** START OF The data **

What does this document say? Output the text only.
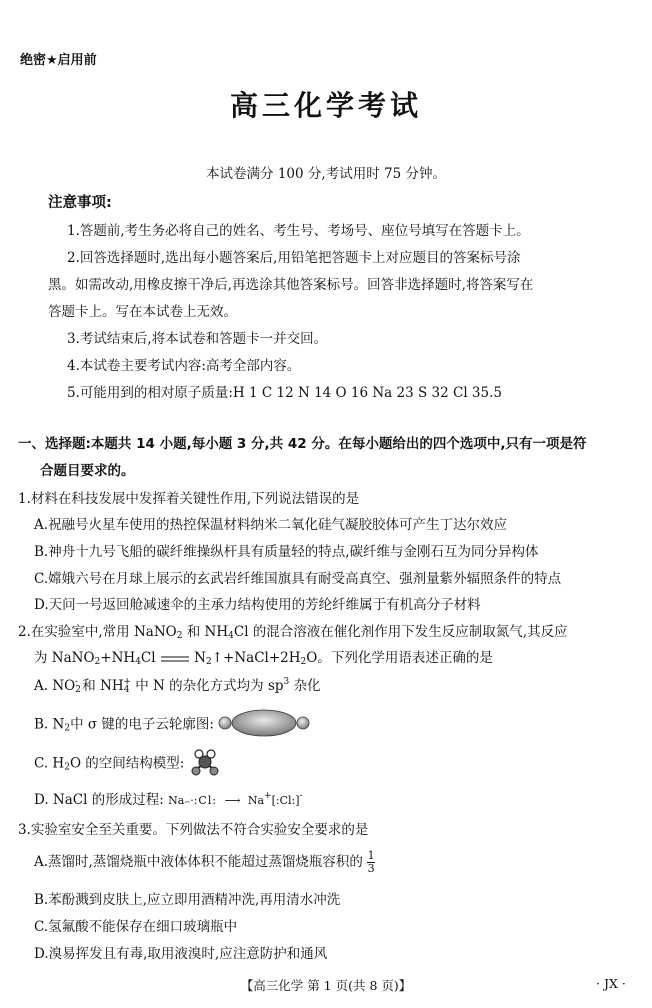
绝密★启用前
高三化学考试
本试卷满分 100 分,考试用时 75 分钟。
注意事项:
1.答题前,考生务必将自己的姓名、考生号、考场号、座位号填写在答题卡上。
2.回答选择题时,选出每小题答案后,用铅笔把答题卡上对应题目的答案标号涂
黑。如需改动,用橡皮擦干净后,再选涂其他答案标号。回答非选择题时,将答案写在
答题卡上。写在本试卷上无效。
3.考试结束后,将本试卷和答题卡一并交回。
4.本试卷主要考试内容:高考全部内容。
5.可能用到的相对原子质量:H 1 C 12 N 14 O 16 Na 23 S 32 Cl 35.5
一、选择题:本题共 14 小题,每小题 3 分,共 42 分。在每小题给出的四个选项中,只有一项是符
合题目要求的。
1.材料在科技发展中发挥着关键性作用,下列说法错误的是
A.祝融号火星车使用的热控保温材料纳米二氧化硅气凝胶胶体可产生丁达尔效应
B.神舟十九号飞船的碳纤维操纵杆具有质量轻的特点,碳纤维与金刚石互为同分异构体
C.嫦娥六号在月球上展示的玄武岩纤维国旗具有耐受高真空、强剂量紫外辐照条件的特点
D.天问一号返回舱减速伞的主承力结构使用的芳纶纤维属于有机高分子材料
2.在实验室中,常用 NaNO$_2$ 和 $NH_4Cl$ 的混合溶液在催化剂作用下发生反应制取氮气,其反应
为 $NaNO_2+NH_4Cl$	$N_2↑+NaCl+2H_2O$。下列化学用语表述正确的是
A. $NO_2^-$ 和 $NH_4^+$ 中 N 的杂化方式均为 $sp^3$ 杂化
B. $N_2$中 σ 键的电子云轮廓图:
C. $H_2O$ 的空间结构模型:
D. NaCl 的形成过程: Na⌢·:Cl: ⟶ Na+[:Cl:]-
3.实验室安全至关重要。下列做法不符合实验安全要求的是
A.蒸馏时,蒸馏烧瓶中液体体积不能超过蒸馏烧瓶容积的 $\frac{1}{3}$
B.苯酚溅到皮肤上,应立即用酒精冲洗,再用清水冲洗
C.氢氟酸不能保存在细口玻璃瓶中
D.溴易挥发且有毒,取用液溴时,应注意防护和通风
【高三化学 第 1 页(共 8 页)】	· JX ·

** END OF The data **

#### Goal of the exercise:
Leave the pictures out and write out every entry exactly as given.

#### The reply:
What does this document say? Output the text only.
绝密★启用前
高三化学考试
本试卷满分 100 分,考试用时 75 分钟。
注意事项:
1.答题前,考生务必将自己的姓名、考生号、考场号、座位号填写在答题卡上。
2.回答选择题时,选出每小题答案后,用铅笔把答题卡上对应题目的答案标号涂
黑。如需改动,用橡皮擦干净后,再选涂其他答案标号。回答非选择题时,将答案写在
答题卡上。写在本试卷上无效。
3.考试结束后,将本试卷和答题卡一并交回。
4.本试卷主要考试内容:高考全部内容。
5.可能用到的相对原子质量:H 1 C 12 N 14 O 16 Na 23 S 32 Cl 35.5
一、选择题:本题共 14 小题,每小题 3 分,共 42 分。在每小题给出的四个选项中,只有一项是符
合题目要求的。
1.材料在科技发展中发挥着关键性作用,下列说法错误的是
A.祝融号火星车使用的热控保温材料纳米二氧化硅气凝胶胶体可产生丁达尔效应
B.神舟十九号飞船的碳纤维操纵杆具有质量轻的特点,碳纤维与金刚石互为同分异构体
C.嫦娥六号在月球上展示的玄武岩纤维国旗具有耐受高真空、强剂量紫外辐照条件的特点
D.天问一号返回舱减速伞的主承力结构使用的芳纶纤维属于有机高分子材料
2.在实验室中,常用 NaNO$_2$ 和 $NH_4Cl$ 的混合溶液在催化剂作用下发生反应制取氮气,其反应
为 $NaNO_2+NH_4Cl$	$N_2↑+NaCl+2H_2O$。下列化学用语表述正确的是
A. $NO_2^-$ 和 $NH_4^+$ 中 N 的杂化方式均为 $sp^3$ 杂化
B. $N_2$中 σ 键的电子云轮廓图:
C. $H_2O$ 的空间结构模型:
D. NaCl 的形成过程: Na⌢·:Cl: ⟶ Na+[:Cl:]-
3.实验室安全至关重要。下列做法不符合实验安全要求的是
A.蒸馏时,蒸馏烧瓶中液体体积不能超过蒸馏烧瓶容积的 $\frac{1}{3}$
B.苯酚溅到皮肤上,应立即用酒精冲洗,再用清水冲洗
C.氢氟酸不能保存在细口玻璃瓶中
D.溴易挥发且有毒,取用液溴时,应注意防护和通风
【高三化学 第 1 页(共 8 页)】	· JX ·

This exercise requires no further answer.